## Task description
Copy out each line of the material below with no changes.

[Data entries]
--
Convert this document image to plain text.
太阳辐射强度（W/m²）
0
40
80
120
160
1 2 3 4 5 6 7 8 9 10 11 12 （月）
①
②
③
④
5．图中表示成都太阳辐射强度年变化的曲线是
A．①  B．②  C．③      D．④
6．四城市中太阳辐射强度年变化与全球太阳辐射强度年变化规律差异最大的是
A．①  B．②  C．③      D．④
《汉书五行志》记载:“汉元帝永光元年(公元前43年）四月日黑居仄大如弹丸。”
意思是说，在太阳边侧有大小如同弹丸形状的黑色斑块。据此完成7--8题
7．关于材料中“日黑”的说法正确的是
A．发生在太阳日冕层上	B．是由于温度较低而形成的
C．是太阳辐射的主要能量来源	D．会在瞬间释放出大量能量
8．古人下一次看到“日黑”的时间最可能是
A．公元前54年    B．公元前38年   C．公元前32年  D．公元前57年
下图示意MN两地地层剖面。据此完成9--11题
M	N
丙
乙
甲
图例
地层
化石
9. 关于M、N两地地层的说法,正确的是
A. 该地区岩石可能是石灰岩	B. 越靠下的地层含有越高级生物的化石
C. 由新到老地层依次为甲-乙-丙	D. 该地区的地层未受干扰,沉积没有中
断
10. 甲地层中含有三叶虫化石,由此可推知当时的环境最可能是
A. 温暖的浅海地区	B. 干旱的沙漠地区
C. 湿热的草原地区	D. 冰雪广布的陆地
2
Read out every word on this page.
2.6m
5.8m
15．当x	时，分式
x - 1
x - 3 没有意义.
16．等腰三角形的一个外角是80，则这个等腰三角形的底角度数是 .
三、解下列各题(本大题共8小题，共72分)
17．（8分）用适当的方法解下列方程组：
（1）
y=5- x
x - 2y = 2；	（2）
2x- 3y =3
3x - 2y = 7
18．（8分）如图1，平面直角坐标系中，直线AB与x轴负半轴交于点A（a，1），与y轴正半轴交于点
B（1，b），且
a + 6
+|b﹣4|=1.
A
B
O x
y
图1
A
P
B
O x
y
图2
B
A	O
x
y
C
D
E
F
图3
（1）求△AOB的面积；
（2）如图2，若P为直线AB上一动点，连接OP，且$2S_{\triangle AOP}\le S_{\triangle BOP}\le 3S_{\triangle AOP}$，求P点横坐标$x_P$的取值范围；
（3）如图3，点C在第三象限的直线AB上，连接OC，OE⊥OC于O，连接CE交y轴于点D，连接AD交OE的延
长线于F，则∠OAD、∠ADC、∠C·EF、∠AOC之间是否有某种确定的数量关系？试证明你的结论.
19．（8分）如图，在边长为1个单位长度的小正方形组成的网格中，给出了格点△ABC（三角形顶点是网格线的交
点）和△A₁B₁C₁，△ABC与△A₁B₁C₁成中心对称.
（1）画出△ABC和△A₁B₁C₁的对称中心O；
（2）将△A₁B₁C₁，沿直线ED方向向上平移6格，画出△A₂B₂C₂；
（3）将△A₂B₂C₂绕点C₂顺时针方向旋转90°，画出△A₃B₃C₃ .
--
## Problem solution
Convert this document image to plain text.
太阳辐射强度（W/m²）
0
40
80
120
160
1 2 3 4 5 6 7 8 9 10 11 12 （月）
①
②
③
④
5．图中表示成都太阳辐射强度年变化的曲线是
A．①  B．②  C．③      D．④
6．四城市中太阳辐射强度年变化与全球太阳辐射强度年变化规律差异最大的是
A．①  B．②  C．③      D．④
《汉书五行志》记载:“汉元帝永光元年(公元前43年）四月日黑居仄大如弹丸。”
意思是说，在太阳边侧有大小如同弹丸形状的黑色斑块。据此完成7--8题
7．关于材料中“日黑”的说法正确的是
A．发生在太阳日冕层上	B．是由于温度较低而形成的
C．是太阳辐射的主要能量来源	D．会在瞬间释放出大量能量
8．古人下一次看到“日黑”的时间最可能是
A．公元前54年    B．公元前38年   C．公元前32年  D．公元前57年
下图示意MN两地地层剖面。据此完成9--11题
M	N
丙
乙
甲
图例
地层
化石
9. 关于M、N两地地层的说法,正确的是
A. 该地区岩石可能是石灰岩	B. 越靠下的地层含有越高级生物的化石
C. 由新到老地层依次为甲-乙-丙	D. 该地区的地层未受干扰,沉积没有中
断
10. 甲地层中含有三叶虫化石,由此可推知当时的环境最可能是
A. 温暖的浅海地区	B. 干旱的沙漠地区
C. 湿热的草原地区	D. 冰雪广布的陆地
2
Read out every word on this page.
2.6m
5.8m
15．当x	时，分式
x - 1
x - 3 没有意义.
16．等腰三角形的一个外角是80，则这个等腰三角形的底角度数是 .
三、解下列各题(本大题共8小题，共72分)
17．（8分）用适当的方法解下列方程组：
（1）
y=5- x
x - 2y = 2；	（2）
2x- 3y =3
3x - 2y = 7
18．（8分）如图1，平面直角坐标系中，直线AB与x轴负半轴交于点A（a，1），与y轴正半轴交于点
B（1，b），且
a + 6
+|b﹣4|=1.
A
B
O x
y
图1
A
P
B
O x
y
图2
B
A	O
x
y
C
D
E
F
图3
（1）求△AOB的面积；
（2）如图2，若P为直线AB上一动点，连接OP，且$2S_{\triangle AOP}\le S_{\triangle BOP}\le 3S_{\triangle AOP}$，求P点横坐标$x_P$的取值范围；
（3）如图3，点C在第三象限的直线AB上，连接OC，OE⊥OC于O，连接CE交y轴于点D，连接AD交OE的延
长线于F，则∠OAD、∠ADC、∠C·EF、∠AOC之间是否有某种确定的数量关系？试证明你的结论.
19．（8分）如图，在边长为1个单位长度的小正方形组成的网格中，给出了格点△ABC（三角形顶点是网格线的交
点）和△A₁B₁C₁，△ABC与△A₁B₁C₁成中心对称.
（1）画出△ABC和△A₁B₁C₁的对称中心O；
（2）将△A₁B₁C₁，沿直线ED方向向上平移6格，画出△A₂B₂C₂；
（3）将△A₂B₂C₂绕点C₂顺时针方向旋转90°，画出△A₃B₃C₃ .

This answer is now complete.